▶ **The exercise**
In the listing below, find every line containing "wrong" and copy it out.

[Dataset items]
--- Begin ---

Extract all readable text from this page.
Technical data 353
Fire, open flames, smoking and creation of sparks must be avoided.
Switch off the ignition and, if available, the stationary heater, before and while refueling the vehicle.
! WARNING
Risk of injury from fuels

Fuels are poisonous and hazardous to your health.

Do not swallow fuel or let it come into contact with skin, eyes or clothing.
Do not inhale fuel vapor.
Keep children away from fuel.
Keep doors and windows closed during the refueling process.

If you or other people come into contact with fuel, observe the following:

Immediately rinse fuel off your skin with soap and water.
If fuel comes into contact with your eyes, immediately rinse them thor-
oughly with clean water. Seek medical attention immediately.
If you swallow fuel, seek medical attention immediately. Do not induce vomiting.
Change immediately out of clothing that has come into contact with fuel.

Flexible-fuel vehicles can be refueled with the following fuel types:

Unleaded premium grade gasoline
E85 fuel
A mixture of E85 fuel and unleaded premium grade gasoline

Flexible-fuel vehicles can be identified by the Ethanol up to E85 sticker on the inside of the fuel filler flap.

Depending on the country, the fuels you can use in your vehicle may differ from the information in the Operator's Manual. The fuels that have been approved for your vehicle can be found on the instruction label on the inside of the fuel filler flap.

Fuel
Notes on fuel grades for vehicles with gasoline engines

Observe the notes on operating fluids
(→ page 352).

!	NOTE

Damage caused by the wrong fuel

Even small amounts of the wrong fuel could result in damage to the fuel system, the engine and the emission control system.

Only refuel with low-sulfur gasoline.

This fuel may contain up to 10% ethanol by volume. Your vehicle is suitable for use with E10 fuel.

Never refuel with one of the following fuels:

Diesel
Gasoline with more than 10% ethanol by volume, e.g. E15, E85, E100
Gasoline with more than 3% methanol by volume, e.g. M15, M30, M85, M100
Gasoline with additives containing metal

--- End ---

▶ **Worked answer**
Damage caused by the wrong fuel
Even small amounts of the wrong fuel could result in damage to the fuel system, the engine and the emission control system.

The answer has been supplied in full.